# Challenge
Beneath this task is a listing; retype all of it exactly.

# Record extracts
────────────────────
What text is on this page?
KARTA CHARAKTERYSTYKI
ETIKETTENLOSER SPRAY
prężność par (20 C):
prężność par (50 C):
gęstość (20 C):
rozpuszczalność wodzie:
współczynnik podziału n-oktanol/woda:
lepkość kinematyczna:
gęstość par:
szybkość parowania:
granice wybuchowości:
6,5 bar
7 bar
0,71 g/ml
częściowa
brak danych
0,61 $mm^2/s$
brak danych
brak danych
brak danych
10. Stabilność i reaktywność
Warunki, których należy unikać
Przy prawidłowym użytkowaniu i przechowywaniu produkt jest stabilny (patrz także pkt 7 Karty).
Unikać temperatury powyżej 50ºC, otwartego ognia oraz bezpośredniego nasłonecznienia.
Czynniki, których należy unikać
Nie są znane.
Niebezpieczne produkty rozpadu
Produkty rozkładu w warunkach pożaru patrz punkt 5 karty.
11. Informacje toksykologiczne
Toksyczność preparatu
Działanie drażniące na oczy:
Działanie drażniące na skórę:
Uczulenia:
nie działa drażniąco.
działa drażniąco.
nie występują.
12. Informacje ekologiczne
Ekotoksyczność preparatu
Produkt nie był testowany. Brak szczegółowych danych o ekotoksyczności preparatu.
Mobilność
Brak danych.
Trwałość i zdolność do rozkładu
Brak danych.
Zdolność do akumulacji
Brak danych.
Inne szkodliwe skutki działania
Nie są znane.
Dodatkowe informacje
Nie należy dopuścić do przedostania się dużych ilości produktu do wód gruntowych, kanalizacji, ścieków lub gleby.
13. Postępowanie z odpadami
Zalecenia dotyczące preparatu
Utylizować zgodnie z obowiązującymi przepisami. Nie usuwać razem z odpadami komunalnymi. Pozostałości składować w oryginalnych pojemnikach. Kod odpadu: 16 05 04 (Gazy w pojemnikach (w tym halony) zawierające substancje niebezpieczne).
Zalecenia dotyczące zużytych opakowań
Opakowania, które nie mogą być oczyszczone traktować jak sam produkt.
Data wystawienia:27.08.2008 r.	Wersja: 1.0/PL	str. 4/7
────────────────────
# Output for this task
What text is on this page?
KARTA CHARAKTERYSTYKI
ETIKETTENLOSER SPRAY
prężność par (20 C):
prężność par (50 C):
gęstość (20 C):
rozpuszczalność wodzie:
współczynnik podziału n-oktanol/woda:
lepkość kinematyczna:
gęstość par:
szybkość parowania:
granice wybuchowości:
6,5 bar
7 bar
0,71 g/ml
częściowa
brak danych
0,61 $mm^2/s$
brak danych
brak danych
brak danych
10. Stabilność i reaktywność
Warunki, których należy unikać
Przy prawidłowym użytkowaniu i przechowywaniu produkt jest stabilny (patrz także pkt 7 Karty).
Unikać temperatury powyżej 50ºC, otwartego ognia oraz bezpośredniego nasłonecznienia.
Czynniki, których należy unikać
Nie są znane.
Niebezpieczne produkty rozpadu
Produkty rozkładu w warunkach pożaru patrz punkt 5 karty.
11. Informacje toksykologiczne
Toksyczność preparatu
Działanie drażniące na oczy:
Działanie drażniące na skórę:
Uczulenia:
nie działa drażniąco.
działa drażniąco.
nie występują.
12. Informacje ekologiczne
Ekotoksyczność preparatu
Produkt nie był testowany. Brak szczegółowych danych o ekotoksyczności preparatu.
Mobilność
Brak danych.
Trwałość i zdolność do rozkładu
Brak danych.
Zdolność do akumulacji
Brak danych.
Inne szkodliwe skutki działania
Nie są znane.
Dodatkowe informacje
Nie należy dopuścić do przedostania się dużych ilości produktu do wód gruntowych, kanalizacji, ścieków lub gleby.
13. Postępowanie z odpadami
Zalecenia dotyczące preparatu
Utylizować zgodnie z obowiązującymi przepisami. Nie usuwać razem z odpadami komunalnymi. Pozostałości składować w oryginalnych pojemnikach. Kod odpadu: 16 05 04 (Gazy w pojemnikach (w tym halony) zawierające substancje niebezpieczne).
Zalecenia dotyczące zużytych opakowań
Opakowania, które nie mogą być oczyszczone traktować jak sam produkt.
Data wystawienia:27.08.2008 r.	Wersja: 1.0/PL	str. 4/7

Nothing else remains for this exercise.